*DATA*.

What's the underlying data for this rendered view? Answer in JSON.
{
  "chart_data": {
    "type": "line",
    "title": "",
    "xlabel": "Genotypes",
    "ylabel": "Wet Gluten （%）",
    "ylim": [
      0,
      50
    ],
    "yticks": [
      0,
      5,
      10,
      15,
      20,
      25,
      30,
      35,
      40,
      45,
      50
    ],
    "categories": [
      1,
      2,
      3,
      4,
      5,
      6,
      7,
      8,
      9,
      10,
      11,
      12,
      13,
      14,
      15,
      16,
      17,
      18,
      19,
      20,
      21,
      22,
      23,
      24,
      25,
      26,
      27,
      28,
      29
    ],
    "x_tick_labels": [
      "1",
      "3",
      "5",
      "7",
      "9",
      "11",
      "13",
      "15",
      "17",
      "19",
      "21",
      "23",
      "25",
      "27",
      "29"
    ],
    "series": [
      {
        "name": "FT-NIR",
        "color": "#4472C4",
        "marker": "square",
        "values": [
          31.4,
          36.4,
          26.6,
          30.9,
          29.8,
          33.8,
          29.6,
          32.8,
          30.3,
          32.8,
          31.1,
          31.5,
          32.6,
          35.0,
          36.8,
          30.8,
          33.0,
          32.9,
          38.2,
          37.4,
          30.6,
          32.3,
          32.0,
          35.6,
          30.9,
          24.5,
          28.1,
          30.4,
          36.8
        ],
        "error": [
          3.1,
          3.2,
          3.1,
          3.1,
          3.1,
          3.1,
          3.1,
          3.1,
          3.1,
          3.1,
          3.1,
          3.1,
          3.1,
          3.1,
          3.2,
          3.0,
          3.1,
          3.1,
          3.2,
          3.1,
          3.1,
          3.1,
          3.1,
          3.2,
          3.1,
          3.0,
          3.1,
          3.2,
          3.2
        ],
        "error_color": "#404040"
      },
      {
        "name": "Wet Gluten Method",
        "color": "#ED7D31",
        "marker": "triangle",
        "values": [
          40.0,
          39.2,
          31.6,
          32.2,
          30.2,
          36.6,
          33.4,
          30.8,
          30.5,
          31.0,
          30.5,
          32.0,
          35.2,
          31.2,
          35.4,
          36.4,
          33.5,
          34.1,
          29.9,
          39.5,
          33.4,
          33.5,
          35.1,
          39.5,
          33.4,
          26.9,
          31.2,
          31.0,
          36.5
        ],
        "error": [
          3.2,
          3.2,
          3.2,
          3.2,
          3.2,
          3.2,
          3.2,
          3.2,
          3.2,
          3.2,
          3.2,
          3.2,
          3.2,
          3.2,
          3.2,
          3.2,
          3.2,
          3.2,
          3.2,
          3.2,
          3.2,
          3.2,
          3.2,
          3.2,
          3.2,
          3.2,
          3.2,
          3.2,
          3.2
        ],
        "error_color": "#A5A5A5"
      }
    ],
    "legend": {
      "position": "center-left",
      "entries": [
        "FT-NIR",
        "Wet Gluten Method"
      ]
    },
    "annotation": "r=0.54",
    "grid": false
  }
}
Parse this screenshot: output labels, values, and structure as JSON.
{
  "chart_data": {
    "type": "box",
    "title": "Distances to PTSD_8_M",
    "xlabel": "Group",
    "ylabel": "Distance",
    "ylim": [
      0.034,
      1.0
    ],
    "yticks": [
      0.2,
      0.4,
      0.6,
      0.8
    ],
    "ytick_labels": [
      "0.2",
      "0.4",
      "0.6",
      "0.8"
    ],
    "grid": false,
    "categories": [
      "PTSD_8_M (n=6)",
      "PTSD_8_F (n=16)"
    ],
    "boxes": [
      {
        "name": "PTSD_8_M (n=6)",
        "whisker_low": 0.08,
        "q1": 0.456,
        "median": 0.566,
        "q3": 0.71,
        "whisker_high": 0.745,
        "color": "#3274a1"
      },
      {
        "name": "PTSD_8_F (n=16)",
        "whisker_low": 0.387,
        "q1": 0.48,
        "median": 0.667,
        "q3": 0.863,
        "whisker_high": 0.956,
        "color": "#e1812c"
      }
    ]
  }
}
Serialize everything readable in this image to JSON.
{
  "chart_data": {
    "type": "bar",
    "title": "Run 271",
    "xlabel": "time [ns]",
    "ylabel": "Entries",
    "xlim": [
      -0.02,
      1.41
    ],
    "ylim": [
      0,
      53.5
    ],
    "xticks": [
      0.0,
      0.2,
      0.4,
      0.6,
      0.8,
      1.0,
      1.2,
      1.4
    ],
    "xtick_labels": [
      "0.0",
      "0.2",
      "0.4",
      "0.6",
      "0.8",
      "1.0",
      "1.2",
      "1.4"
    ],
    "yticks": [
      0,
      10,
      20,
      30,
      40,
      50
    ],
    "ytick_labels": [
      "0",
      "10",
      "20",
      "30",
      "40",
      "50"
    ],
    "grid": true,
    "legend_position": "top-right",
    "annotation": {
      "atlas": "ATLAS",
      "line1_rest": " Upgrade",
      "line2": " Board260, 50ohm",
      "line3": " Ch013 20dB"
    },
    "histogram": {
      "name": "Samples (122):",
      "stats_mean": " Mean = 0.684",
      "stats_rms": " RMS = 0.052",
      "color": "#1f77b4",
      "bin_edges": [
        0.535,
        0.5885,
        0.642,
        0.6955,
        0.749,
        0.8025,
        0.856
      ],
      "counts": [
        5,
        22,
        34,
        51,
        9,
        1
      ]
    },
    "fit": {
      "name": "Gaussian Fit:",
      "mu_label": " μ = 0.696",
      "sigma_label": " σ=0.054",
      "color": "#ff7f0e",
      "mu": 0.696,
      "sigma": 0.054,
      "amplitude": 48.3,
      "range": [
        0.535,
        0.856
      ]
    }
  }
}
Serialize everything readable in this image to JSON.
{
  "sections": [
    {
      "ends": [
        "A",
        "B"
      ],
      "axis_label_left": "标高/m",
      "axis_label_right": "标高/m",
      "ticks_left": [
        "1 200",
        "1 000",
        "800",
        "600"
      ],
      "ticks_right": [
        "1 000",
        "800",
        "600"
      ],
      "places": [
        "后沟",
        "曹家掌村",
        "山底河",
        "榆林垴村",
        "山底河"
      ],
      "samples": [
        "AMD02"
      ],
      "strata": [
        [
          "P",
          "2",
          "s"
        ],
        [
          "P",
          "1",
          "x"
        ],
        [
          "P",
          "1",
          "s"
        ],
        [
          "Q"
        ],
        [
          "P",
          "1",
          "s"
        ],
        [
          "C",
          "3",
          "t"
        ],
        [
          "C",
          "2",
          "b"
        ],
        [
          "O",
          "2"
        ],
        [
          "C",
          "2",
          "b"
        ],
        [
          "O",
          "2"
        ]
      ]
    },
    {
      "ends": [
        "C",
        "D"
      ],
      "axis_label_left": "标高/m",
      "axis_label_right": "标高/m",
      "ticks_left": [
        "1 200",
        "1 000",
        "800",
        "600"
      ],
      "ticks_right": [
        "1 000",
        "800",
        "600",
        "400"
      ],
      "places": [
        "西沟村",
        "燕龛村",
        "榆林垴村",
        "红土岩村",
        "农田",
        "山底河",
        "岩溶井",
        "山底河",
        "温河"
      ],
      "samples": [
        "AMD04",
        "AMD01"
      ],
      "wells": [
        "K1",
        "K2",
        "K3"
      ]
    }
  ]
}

*PROBLEM REQUIREMENTS*. Extract every record. Keep wording exact.

*RESULT OF THIS EXERCISE*.
What's the underlying data for this rendered view? Answer in JSON.
{
  "chart_data": {
    "type": "line",
    "title": "",
    "xlabel": "Genotypes",
    "ylabel": "Wet Gluten （%）",
    "ylim": [
      0,
      50
    ],
    "yticks": [
      0,
      5,
      10,
      15,
      20,
      25,
      30,
      35,
      40,
      45,
      50
    ],
    "categories": [
      1,
      2,
      3,
      4,
      5,
      6,
      7,
      8,
      9,
      10,
      11,
      12,
      13,
      14,
      15,
      16,
      17,
      18,
      19,
      20,
      21,
      22,
      23,
      24,
      25,
      26,
      27,
      28,
      29
    ],
    "x_tick_labels": [
      "1",
      "3",
      "5",
      "7",
      "9",
      "11",
      "13",
      "15",
      "17",
      "19",
      "21",
      "23",
      "25",
      "27",
      "29"
    ],
    "series": [
      {
        "name": "FT-NIR",
        "color": "#4472C4",
        "marker": "square",
        "values": [
          31.4,
          36.4,
          26.6,
          30.9,
          29.8,
          33.8,
          29.6,
          32.8,
          30.3,
          32.8,
          31.1,
          31.5,
          32.6,
          35.0,
          36.8,
          30.8,
          33.0,
          32.9,
          38.2,
          37.4,
          30.6,
          32.3,
          32.0,
          35.6,
          30.9,
          24.5,
          28.1,
          30.4,
          36.8
        ],
        "error": [
          3.1,
          3.2,
          3.1,
          3.1,
          3.1,
          3.1,
          3.1,
          3.1,
          3.1,
          3.1,
          3.1,
          3.1,
          3.1,
          3.1,
          3.2,
          3.0,
          3.1,
          3.1,
          3.2,
          3.1,
          3.1,
          3.1,
          3.1,
          3.2,
          3.1,
          3.0,
          3.1,
          3.2,
          3.2
        ],
        "error_color": "#404040"
      },
      {
        "name": "Wet Gluten Method",
        "color": "#ED7D31",
        "marker": "triangle",
        "values": [
          40.0,
          39.2,
          31.6,
          32.2,
          30.2,
          36.6,
          33.4,
          30.8,
          30.5,
          31.0,
          30.5,
          32.0,
          35.2,
          31.2,
          35.4,
          36.4,
          33.5,
          34.1,
          29.9,
          39.5,
          33.4,
          33.5,
          35.1,
          39.5,
          33.4,
          26.9,
          31.2,
          31.0,
          36.5
        ],
        "error": [
          3.2,
          3.2,
          3.2,
          3.2,
          3.2,
          3.2,
          3.2,
          3.2,
          3.2,
          3.2,
          3.2,
          3.2,
          3.2,
          3.2,
          3.2,
          3.2,
          3.2,
          3.2,
          3.2,
          3.2,
          3.2,
          3.2,
          3.2,
          3.2,
          3.2,
          3.2,
          3.2,
          3.2,
          3.2
        ],
        "error_color": "#A5A5A5"
      }
    ],
    "legend": {
      "position": "center-left",
      "entries": [
        "FT-NIR",
        "Wet Gluten Method"
      ]
    },
    "annotation": "r=0.54",
    "grid": false
  }
}
Parse this screenshot: output labels, values, and structure as JSON.
{
  "chart_data": {
    "type": "box",
    "title": "Distances to PTSD_8_M",
    "xlabel": "Group",
    "ylabel": "Distance",
    "ylim": [
      0.034,
      1.0
    ],
    "yticks": [
      0.2,
      0.4,
      0.6,
      0.8
    ],
    "ytick_labels": [
      "0.2",
      "0.4",
      "0.6",
      "0.8"
    ],
    "grid": false,
    "categories": [
      "PTSD_8_M (n=6)",
      "PTSD_8_F (n=16)"
    ],
    "boxes": [
      {
        "name": "PTSD_8_M (n=6)",
        "whisker_low": 0.08,
        "q1": 0.456,
        "median": 0.566,
        "q3": 0.71,
        "whisker_high": 0.745,
        "color": "#3274a1"
      },
      {
        "name": "PTSD_8_F (n=16)",
        "whisker_low": 0.387,
        "q1": 0.48,
        "median": 0.667,
        "q3": 0.863,
        "whisker_high": 0.956,
        "color": "#e1812c"
      }
    ]
  }
}
Serialize everything readable in this image to JSON.
{
  "chart_data": {
    "type": "bar",
    "title": "Run 271",
    "xlabel": "time [ns]",
    "ylabel": "Entries",
    "xlim": [
      -0.02,
      1.41
    ],
    "ylim": [
      0,
      53.5
    ],
    "xticks": [
      0.0,
      0.2,
      0.4,
      0.6,
      0.8,
      1.0,
      1.2,
      1.4
    ],
    "xtick_labels": [
      "0.0",
      "0.2",
      "0.4",
      "0.6",
      "0.8",
      "1.0",
      "1.2",
      "1.4"
    ],
    "yticks": [
      0,
      10,
      20,
      30,
      40,
      50
    ],
    "ytick_labels": [
      "0",
      "10",
      "20",
      "30",
      "40",
      "50"
    ],
    "grid": true,
    "legend_position": "top-right",
    "annotation": {
      "atlas": "ATLAS",
      "line1_rest": " Upgrade",
      "line2": " Board260, 50ohm",
      "line3": " Ch013 20dB"
    },
    "histogram": {
      "name": "Samples (122):",
      "stats_mean": " Mean = 0.684",
      "stats_rms": " RMS = 0.052",
      "color": "#1f77b4",
      "bin_edges": [
        0.535,
        0.5885,
        0.642,
        0.6955,
        0.749,
        0.8025,
        0.856
      ],
      "counts": [
        5,
        22,
        34,
        51,
        9,
        1
      ]
    },
    "fit": {
      "name": "Gaussian Fit:",
      "mu_label": " μ = 0.696",
      "sigma_label": " σ=0.054",
      "color": "#ff7f0e",
      "mu": 0.696,
      "sigma": 0.054,
      "amplitude": 48.3,
      "range": [
        0.535,
        0.856
      ]
    }
  }
}
Serialize everything readable in this image to JSON.
{
  "sections": [
    {
      "ends": [
        "A",
        "B"
      ],
      "axis_label_left": "标高/m",
      "axis_label_right": "标高/m",
      "ticks_left": [
        "1 200",
        "1 000",
        "800",
        "600"
      ],
      "ticks_right": [
        "1 000",
        "800",
        "600"
      ],
      "places": [
        "后沟",
        "曹家掌村",
        "山底河",
        "榆林垴村",
        "山底河"
      ],
      "samples": [
        "AMD02"
      ],
      "strata": [
        [
          "P",
          "2",
          "s"
        ],
        [
          "P",
          "1",
          "x"
        ],
        [
          "P",
          "1",
          "s"
        ],
        [
          "Q"
        ],
        [
          "P",
          "1",
          "s"
        ],
        [
          "C",
          "3",
          "t"
        ],
        [
          "C",
          "2",
          "b"
        ],
        [
          "O",
          "2"
        ],
        [
          "C",
          "2",
          "b"
        ],
        [
          "O",
          "2"
        ]
      ]
    },
    {
      "ends": [
        "C",
        "D"
      ],
      "axis_label_left": "标高/m",
      "axis_label_right": "标高/m",
      "ticks_left": [
        "1 200",
        "1 000",
        "800",
        "600"
      ],
      "ticks_right": [
        "1 000",
        "800",
        "600",
        "400"
      ],
      "places": [
        "西沟村",
        "燕龛村",
        "榆林垴村",
        "红土岩村",
        "农田",
        "山底河",
        "岩溶井",
        "山底河",
        "温河"
      ],
      "samples": [
        "AMD04",
        "AMD01"
      ],
      "wells": [
        "K1",
        "K2",
        "K3"
      ]
    }
  ]
}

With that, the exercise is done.